- **What you will do**
Examine the entries and show every line in which the word "الشرقية" is found.

Data excerpts:
-------------------------

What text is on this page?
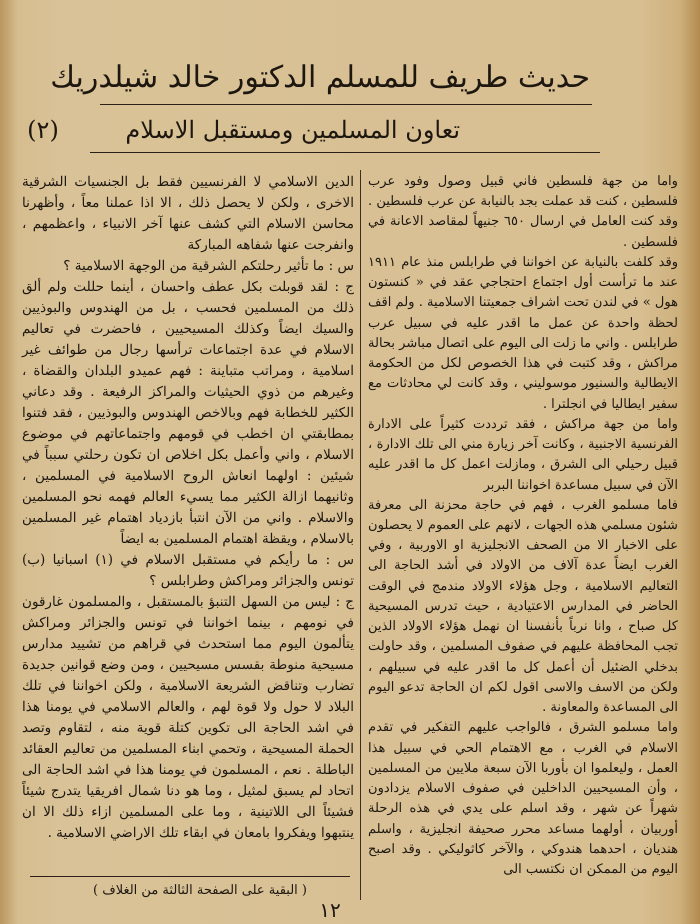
حديث طريف للمسلم الدكتور خالد شيلدريك
(٢)	تعاون المسلمين ومستقبل الاسلام

واما من جهة فلسطين فاني قبيل وصول وفود عرب فلسطين ، كنت قد عملت بجد بالنيابة عن عرب فلسطين . وقد كنت العامل في ارسال ٦٥٠ جنيهاً لمقاصد الاعانة في فلسطين .

وقد كلفت بالنيابة عن اخواننا في طرابلس منذ عام ١٩١١ عند ما ترأست أول اجتماع احتجاجي عقد في « كنستون هول » في لندن تحت اشراف جمعيتنا الاسلامية . ولم اقف لحظة واحدة عن عمل ما اقدر عليه في سبيل عرب طرابلس . واني ما زلت الى اليوم على اتصال مباشر بحالة مراكش ، وقد كتبت في هذا الخصوص لكل من الحكومة الايطالية والسنيور موسوليني ، وقد كانت لي محادثات مع سفير ايطاليا في انجلترا .

واما من جهة مراكش ، فقد ترددت كثيراً على الادارة الفرنسية الاجنبية ، وكانت آخر زيارة مني الى تلك الادارة ، قبيل رحيلي الى الشرق ، ومازلت اعمل كل ما اقدر عليه الآن في سبيل مساعدة اخواننا البربر

فاما مسلمو الغرب ، فهم في حاجة محزنة الى معرفة شئون مسلمي هذه الجهات ، لانهم على العموم لا يحصلون على الاخبار الا من الصحف الانجليزية او الاوربية ، وفي الغرب ايضاً عدة آلاف من الاولاد في أشد الحاجة الى التعاليم الاسلامية ، وجل هؤلاء الاولاد مندمج في الوقت الحاضر في المدارس الاعتيادية ، حيث تدرس المسيحية كل صباح ، وانا نرباً بأنفسنا ان نهمل هؤلاء الاولاد الذين تجب المحافظة عليهم في صفوف المسلمين ، وقد حاولت بدخلي الضئيل أن أعمل كل ما اقدر عليه في سبيلهم ، ولكن من الاسف والاسى اقول لكم ان الحاجة تدعو اليوم الى المساعدة والمعاونة .

واما مسلمو الشرق ، فالواجب عليهم التفكير في تقدم الاسلام في الغرب ، مع الاهتمام الحي في سبيل هذا العمل ، وليعلموا ان بأوربا الآن سبعة ملايين من المسلمين ، وأن المسيحيين الداخلين في صفوف الاسلام يزدادون شهراً عن شهر ، وقد اسلم على يدي في هذه الرحلة أوربيان ، أولهما مساعد محرر صحيفة انجليزية ، واسلم هنديان ، احدهما هندوكي ، والآخر كاثوليكي . وقد اصبح اليوم من الممكن ان نكتسب الى

الدين الاسلامي لا الفرنسيين فقط بل الجنسيات الشرقية الاخرى ، ولكن لا يحصل ذلك ، الا اذا عملنا معاً ، وأظهرنا محاسن الاسلام التي كشف عنها آخر الانبياء ، واعظمهم ، وانفرجت عنها شفاهه المباركة

س : ما تأثير رحلتكم الشرقية من الوجهة الاسلامية ؟

ج : لقد قوبلت بكل عطف واحسان ، أينما حللت ولم ألق ذلك من المسلمين فحسب ، بل من الهندوس والبوذيين والسيك ايضاً وكذلك المسيحيين ، فاحضرت في تعاليم الاسلام في عدة اجتماعات ترأسها رجال من طوائف غير اسلامية ، ومراتب متباينة : فهم عميدو البلدان والقضاة ، وغيرهم من ذوي الحيثيات والمراكز الرفيعة . وقد دعاني الكثير للخطابة فهم وبالاخص الهندوس والبوذيين ، فقد فتنوا بمطابقتي ان اخطب في قومهم واجتماعاتهم في موضوع الاسلام ، واني وأعمل بكل اخلاص ان تكون رحلتي سبباً في شيئين : اولهما انعاش الروح الاسلامية في المسلمين ، وثانيهما ازالة الكثير مما يسيء العالم فهمه نحو المسلمين والاسلام . واني من الآن انتبأ بازدياد اهتمام غير المسلمين بالاسلام ، ويقظة اهتمام المسلمين به ايضاً

س : ما رأيكم في مستقبل الاسلام في (١) اسبانيا (ب) تونس والجزائر ومراكش وطرابلس ؟

ج : ليس من السهل التنبؤ بالمستقبل ، والمسلمون غارقون في نومهم ، بينما اخواننا في تونس والجزائر ومراكش يتألمون اليوم مما استحدث في قراهم من تشييد مدارس مسيحية منوطة بقسس مسيحيين ، ومن وضع قوانين جديدة تضارب وتناقض الشريعة الاسلامية ، ولكن اخواننا في تلك البلاد لا حول ولا قوة لهم ، والعالم الاسلامي في يومنا هذا في اشد الحاجة الى تكوين كتلة قوية منه ، لتقاوم وتصد الحملة المسيحية ، وتحمي ابناء المسلمين من تعاليم العقائد الباطلة . نعم ، المسلمون في يومنا هذا في اشد الحاجة الى اتحاد لم يسبق لمثيل ، وما هو دنا شمال افريقيا يتدرج شيئاً فشيئاً الى اللاتينية ، وما على المسلمين ازاء ذلك الا ان ينتبهوا ويفكروا بامعان في ابقاء تلك الاراضي الاسلامية .

( البقية على الصفحة الثالثة من الغلاف )
١٢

-------------------------

- **Response**
الدين الاسلامي لا الفرنسيين فقط بل الجنسيات الشرقية الاخرى ، ولكن لا يحصل ذلك ، الا اذا عملنا معاً ، وأظهرنا محاسن الاسلام التي كشف عنها آخر الانبياء ، واعظمهم ، وانفرجت عنها شفاهه المباركة
س : ما تأثير رحلتكم الشرقية من الوجهة الاسلامية ؟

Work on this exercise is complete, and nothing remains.